▶ Material to process:
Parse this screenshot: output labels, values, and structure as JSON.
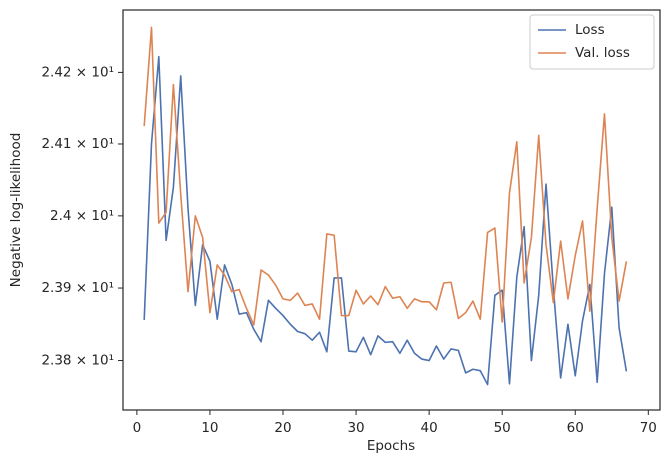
{
  "chart_data": {
    "type": "line",
    "x_label": "Epochs",
    "y_label": "Negative log-likelihood",
    "x": [
      1,
      2,
      3,
      4,
      5,
      6,
      7,
      8,
      9,
      10,
      11,
      12,
      13,
      14,
      15,
      16,
      17,
      18,
      19,
      20,
      21,
      22,
      23,
      24,
      25,
      26,
      27,
      28,
      29,
      30,
      31,
      32,
      33,
      34,
      35,
      36,
      37,
      38,
      39,
      40,
      41,
      42,
      43,
      44,
      45,
      46,
      47,
      48,
      49,
      50,
      51,
      52,
      53,
      54,
      55,
      56,
      57,
      58,
      59,
      60,
      61,
      62,
      63,
      64,
      65,
      66,
      67
    ],
    "series": [
      {
        "name": "Loss",
        "color": "#4c72b0",
        "values": [
          23.856,
          24.1,
          24.222,
          23.966,
          24.04,
          24.195,
          24.01,
          23.876,
          23.96,
          23.937,
          23.857,
          23.932,
          23.905,
          23.864,
          23.866,
          23.843,
          23.826,
          23.883,
          23.872,
          23.862,
          23.85,
          23.84,
          23.837,
          23.828,
          23.839,
          23.812,
          23.914,
          23.914,
          23.813,
          23.812,
          23.832,
          23.808,
          23.834,
          23.825,
          23.826,
          23.81,
          23.828,
          23.81,
          23.802,
          23.8,
          23.82,
          23.802,
          23.816,
          23.814,
          23.783,
          23.788,
          23.786,
          23.767,
          23.89,
          23.897,
          23.768,
          23.915,
          23.985,
          23.8,
          23.89,
          24.044,
          23.9,
          23.776,
          23.85,
          23.779,
          23.855,
          23.905,
          23.77,
          23.92,
          24.012,
          23.845,
          23.785
        ]
      },
      {
        "name": "Val. loss",
        "color": "#dd8452",
        "values": [
          24.125,
          24.263,
          23.99,
          24.005,
          24.183,
          24.03,
          23.895,
          24.0,
          23.97,
          23.866,
          23.932,
          23.918,
          23.895,
          23.898,
          23.872,
          23.849,
          23.925,
          23.918,
          23.904,
          23.885,
          23.883,
          23.893,
          23.876,
          23.878,
          23.857,
          23.975,
          23.973,
          23.862,
          23.862,
          23.897,
          23.878,
          23.889,
          23.877,
          23.902,
          23.886,
          23.888,
          23.872,
          23.885,
          23.881,
          23.881,
          23.87,
          23.907,
          23.908,
          23.858,
          23.866,
          23.882,
          23.857,
          23.977,
          23.983,
          23.853,
          24.032,
          24.103,
          23.907,
          23.97,
          24.112,
          23.96,
          23.88,
          23.965,
          23.885,
          23.945,
          23.993,
          23.868,
          24.01,
          24.142,
          23.97,
          23.882,
          23.937
        ]
      }
    ],
    "xlim": [
      -1.9,
      71.6
    ],
    "xticks": [
      0,
      10,
      20,
      30,
      40,
      50,
      60,
      70
    ],
    "ylim": [
      23.732,
      24.2875
    ],
    "yscale": "log",
    "yticks": [
      {
        "value": 23.8,
        "label": "2.38 × 10¹"
      },
      {
        "value": 23.9,
        "label": "2.39 × 10¹"
      },
      {
        "value": 24.0,
        "label": "2.4 × 10¹"
      },
      {
        "value": 24.1,
        "label": "2.41 × 10¹"
      },
      {
        "value": 24.2,
        "label": "2.42 × 10¹"
      }
    ],
    "grid": false,
    "legend": "upper right"
  }
}
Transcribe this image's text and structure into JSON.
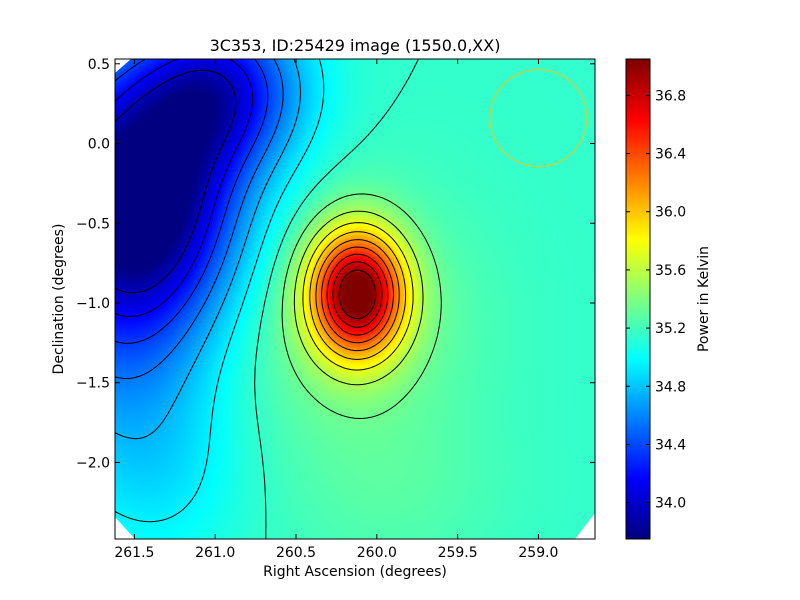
{
  "chart_data": {
    "type": "heatmap",
    "title": "3C353, ID:25429 image (1550.0,XX)",
    "xlabel": "Right Ascension (degrees)",
    "ylabel": "Declination (degrees)",
    "colorbar_label": "Power in Kelvin",
    "xlim": [
      261.62,
      258.65
    ],
    "ylim": [
      -2.48,
      0.53
    ],
    "x_ticks": [
      {
        "value": 261.5,
        "label": "261.5"
      },
      {
        "value": 261.0,
        "label": "261.0"
      },
      {
        "value": 260.5,
        "label": "260.5"
      },
      {
        "value": 260.0,
        "label": "260.0"
      },
      {
        "value": 259.5,
        "label": "259.5"
      },
      {
        "value": 259.0,
        "label": "259.0"
      }
    ],
    "y_ticks": [
      {
        "value": 0.5,
        "label": "0.5"
      },
      {
        "value": 0.0,
        "label": "0.0"
      },
      {
        "value": -0.5,
        "label": "−0.5"
      },
      {
        "value": -1.0,
        "label": "−1.0"
      },
      {
        "value": -1.5,
        "label": "−1.5"
      },
      {
        "value": -2.0,
        "label": "−2.0"
      }
    ],
    "colorbar_range": [
      33.75,
      37.05
    ],
    "colorbar_ticks": [
      {
        "value": 34.0,
        "label": "34.0"
      },
      {
        "value": 34.4,
        "label": "34.4"
      },
      {
        "value": 34.8,
        "label": "34.8"
      },
      {
        "value": 35.2,
        "label": "35.2"
      },
      {
        "value": 35.6,
        "label": "35.6"
      },
      {
        "value": 36.0,
        "label": "36.0"
      },
      {
        "value": 36.4,
        "label": "36.4"
      },
      {
        "value": 36.8,
        "label": "36.8"
      }
    ],
    "colormap": "jet",
    "features": [
      {
        "type": "hot-spot",
        "ra": 260.12,
        "dec": -0.94,
        "peak": 37.0
      },
      {
        "type": "cold-region",
        "ra": 261.6,
        "dec": -0.35,
        "min": 33.8
      },
      {
        "type": "beam-circle",
        "ra": 259.0,
        "dec": 0.16,
        "radius_deg": 0.3,
        "color": "#c8d23c"
      }
    ]
  }
}
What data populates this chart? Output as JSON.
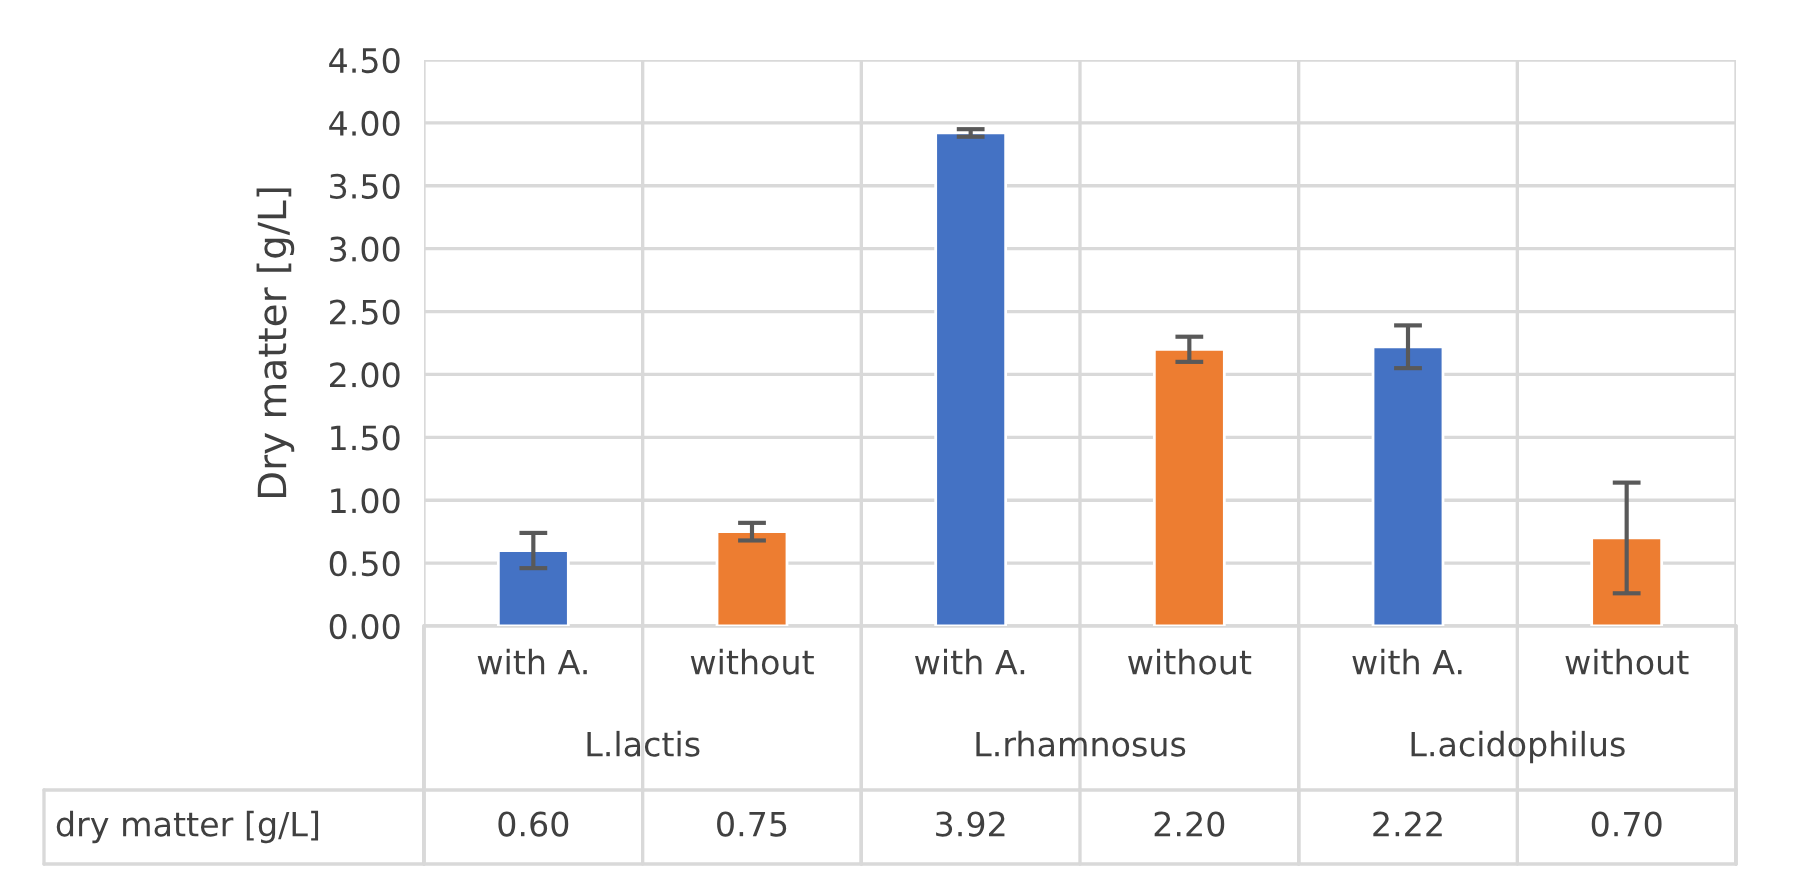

▶ Stated goal: Omit the pictures, and quote the material above exactly as given.

▶ Exercise answer:
Parse this screenshot: output labels, values, and structure as JSON.
{
  "chart_data": {
    "type": "line",
    "x_label": "Epochs",
    "y_label": "Negative log-likelihood",
    "x": [
      1,
      2,
      3,
      4,
      5,
      6,
      7,
      8,
      9,
      10,
      11,
      12,
      13,
      14,
      15,
      16,
      17,
      18,
      19,
      20,
      21,
      22,
      23,
      24,
      25,
      26,
      27,
      28,
      29,
      30,
      31,
      32,
      33,
      34,
      35,
      36,
      37,
      38,
      39,
      40,
      41,
      42,
      43,
      44,
      45,
      46,
      47,
      48,
      49,
      50,
      51,
      52,
      53,
      54,
      55,
      56,
      57,
      58,
      59,
      60,
      61,
      62,
      63,
      64,
      65,
      66,
      67
    ],
    "series": [
      {
        "name": "Loss",
        "color": "#4c72b0",
        "values": [
          23.856,
          24.1,
          24.222,
          23.966,
          24.04,
          24.195,
          24.01,
          23.876,
          23.96,
          23.937,
          23.857,
          23.932,
          23.905,
          23.864,
          23.866,
          23.843,
          23.826,
          23.883,
          23.872,
          23.862,
          23.85,
          23.84,
          23.837,
          23.828,
          23.839,
          23.812,
          23.914,
          23.914,
          23.813,
          23.812,
          23.832,
          23.808,
          23.834,
          23.825,
          23.826,
          23.81,
          23.828,
          23.81,
          23.802,
          23.8,
          23.82,
          23.802,
          23.816,
          23.814,
          23.783,
          23.788,
          23.786,
          23.767,
          23.89,
          23.897,
          23.768,
          23.915,
          23.985,
          23.8,
          23.89,
          24.044,
          23.9,
          23.776,
          23.85,
          23.779,
          23.855,
          23.905,
          23.77,
          23.92,
          24.012,
          23.845,
          23.785
        ]
      },
      {
        "name": "Val. loss",
        "color": "#dd8452",
        "values": [
          24.125,
          24.263,
          23.99,
          24.005,
          24.183,
          24.03,
          23.895,
          24.0,
          23.97,
          23.866,
          23.932,
          23.918,
          23.895,
          23.898,
          23.872,
          23.849,
          23.925,
          23.918,
          23.904,
          23.885,
          23.883,
          23.893,
          23.876,
          23.878,
          23.857,
          23.975,
          23.973,
          23.862,
          23.862,
          23.897,
          23.878,
          23.889,
          23.877,
          23.902,
          23.886,
          23.888,
          23.872,
          23.885,
          23.881,
          23.881,
          23.87,
          23.907,
          23.908,
          23.858,
          23.866,
          23.882,
          23.857,
          23.977,
          23.983,
          23.853,
          24.032,
          24.103,
          23.907,
          23.97,
          24.112,
          23.96,
          23.88,
          23.965,
          23.885,
          23.945,
          23.993,
          23.868,
          24.01,
          24.142,
          23.97,
          23.882,
          23.937
        ]
      }
    ],
    "xlim": [
      -1.9,
      71.6
    ],
    "xticks": [
      0,
      10,
      20,
      30,
      40,
      50,
      60,
      70
    ],
    "ylim": [
      23.732,
      24.2875
    ],
    "yscale": "log",
    "yticks": [
      {
        "value": 23.8,
        "label": "2.38 × 10¹"
      },
      {
        "value": 23.9,
        "label": "2.39 × 10¹"
      },
      {
        "value": 24.0,
        "label": "2.4 × 10¹"
      },
      {
        "value": 24.1,
        "label": "2.41 × 10¹"
      },
      {
        "value": 24.2,
        "label": "2.42 × 10¹"
      }
    ],
    "grid": false,
    "legend": "upper right"
  }
}
Transcribe this image's text and structure into JSON.
{
  "chart_data": {
    "type": "heatmap",
    "title": "3C353, ID:25429 image (1550.0,XX)",
    "xlabel": "Right Ascension (degrees)",
    "ylabel": "Declination (degrees)",
    "colorbar_label": "Power in Kelvin",
    "xlim": [
      261.62,
      258.65
    ],
    "ylim": [
      -2.48,
      0.53
    ],
    "x_ticks": [
      {
        "value": 261.5,
        "label": "261.5"
      },
      {
        "value": 261.0,
        "label": "261.0"
      },
      {
        "value": 260.5,
        "label": "260.5"
      },
      {
        "value": 260.0,
        "label": "260.0"
      },
      {
        "value": 259.5,
        "label": "259.5"
      },
      {
        "value": 259.0,
        "label": "259.0"
      }
    ],
    "y_ticks": [
      {
        "value": 0.5,
        "label": "0.5"
      },
      {
        "value": 0.0,
        "label": "0.0"
      },
      {
        "value": -0.5,
        "label": "−0.5"
      },
      {
        "value": -1.0,
        "label": "−1.0"
      },
      {
        "value": -1.5,
        "label": "−1.5"
      },
      {
        "value": -2.0,
        "label": "−2.0"
      }
    ],
    "colorbar_range": [
      33.75,
      37.05
    ],
    "colorbar_ticks": [
      {
        "value": 34.0,
        "label": "34.0"
      },
      {
        "value": 34.4,
        "label": "34.4"
      },
      {
        "value": 34.8,
        "label": "34.8"
      },
      {
        "value": 35.2,
        "label": "35.2"
      },
      {
        "value": 35.6,
        "label": "35.6"
      },
      {
        "value": 36.0,
        "label": "36.0"
      },
      {
        "value": 36.4,
        "label": "36.4"
      },
      {
        "value": 36.8,
        "label": "36.8"
      }
    ],
    "colormap": "jet",
    "features": [
      {
        "type": "hot-spot",
        "ra": 260.12,
        "dec": -0.94,
        "peak": 37.0
      },
      {
        "type": "cold-region",
        "ra": 261.6,
        "dec": -0.35,
        "min": 33.8
      },
      {
        "type": "beam-circle",
        "ra": 259.0,
        "dec": 0.16,
        "radius_deg": 0.3,
        "color": "#c8d23c"
      }
    ]
  }
}
What data populates this chart? Output as JSON.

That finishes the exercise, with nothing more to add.